-- start of QUOTED TEXT --

Input file#

The required settings are provided by input YAML file. This file consists of several sections devoted to setting up particular settings of pacemaker. The sections are listed below.

Cutoff and (optional) metadata#

Global cutoff for the neighborlist constructor is setup as:

cutoff: 10.0

Metadata (optional)

This is arbitrary key (string)-value (string) pairs that would be added to the potential YAML file:

metadata:
  info: some info
  comment: some comment
  purpose: some purpose

Moreover, starttime and user fields would be added automatically

Dataset specification section#

This section is denoted by the key

data:
  ...

Fitting dataset could be queried automatically from structdb (if corresponding structdborm package is installed and connection to database is configured, see structdb.ini file in home folder). Alternatively, dataset could be saved into file as a pickled pandas dataframe with special names for columns.

-- end of QUOTED TEXT --
-- start of EXCERPTED DATA --

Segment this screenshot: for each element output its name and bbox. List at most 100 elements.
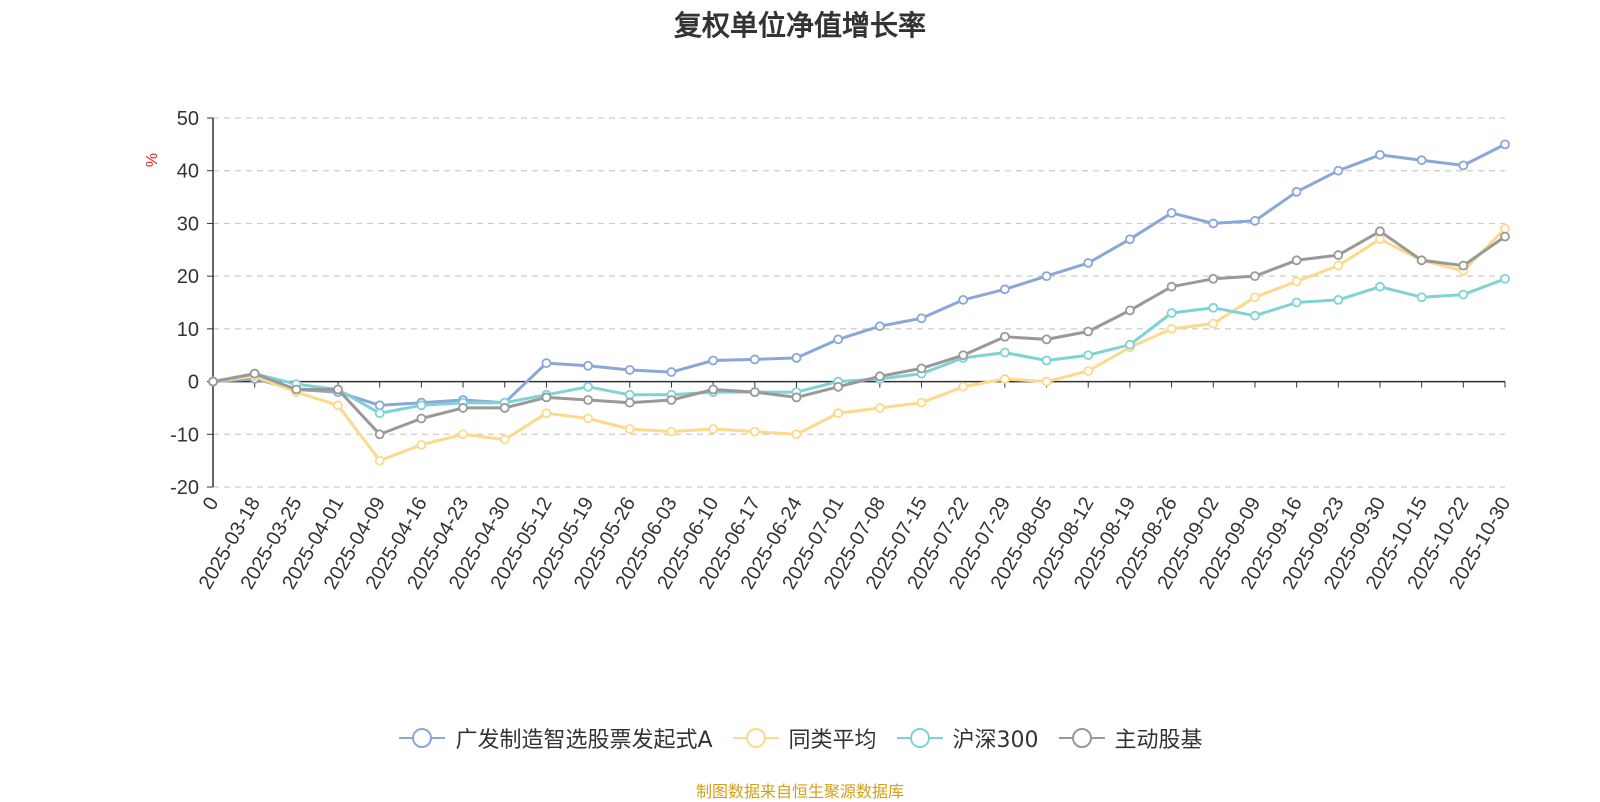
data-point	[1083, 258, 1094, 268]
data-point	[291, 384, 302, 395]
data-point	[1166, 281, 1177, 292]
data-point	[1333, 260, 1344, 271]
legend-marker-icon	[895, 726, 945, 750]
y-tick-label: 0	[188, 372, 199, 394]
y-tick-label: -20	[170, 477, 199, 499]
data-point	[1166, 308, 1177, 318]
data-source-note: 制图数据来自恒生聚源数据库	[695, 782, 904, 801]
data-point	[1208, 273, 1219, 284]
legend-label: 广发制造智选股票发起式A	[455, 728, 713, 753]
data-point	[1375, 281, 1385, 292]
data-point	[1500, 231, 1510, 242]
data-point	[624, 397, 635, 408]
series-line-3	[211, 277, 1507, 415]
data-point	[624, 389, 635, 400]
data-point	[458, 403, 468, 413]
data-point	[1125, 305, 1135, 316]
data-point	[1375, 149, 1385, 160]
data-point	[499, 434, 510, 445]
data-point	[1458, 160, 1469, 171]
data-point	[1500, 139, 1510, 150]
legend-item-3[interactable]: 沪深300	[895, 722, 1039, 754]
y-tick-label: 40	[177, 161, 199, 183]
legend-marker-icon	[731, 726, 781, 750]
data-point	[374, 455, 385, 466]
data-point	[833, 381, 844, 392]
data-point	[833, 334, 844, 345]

-- end of EXCERPTED DATA --

- **TASKS TO PERFORM**
- a) Reproduce the passage of the input file documentation that begins at the words "Input file#" and stops after "are listed below.".
- b) According to the input file documentation, which two fields are added automatically along with the metadata?
The material above comes from a separate source.

- **RESULTS OF THE TASKS**
- a)
Input file#

The required settings are provided by input YAML file. This file consists of several sections devoted to setting up particular settings of pacemaker. The sections are listed below.

- b) The starttime and user fields.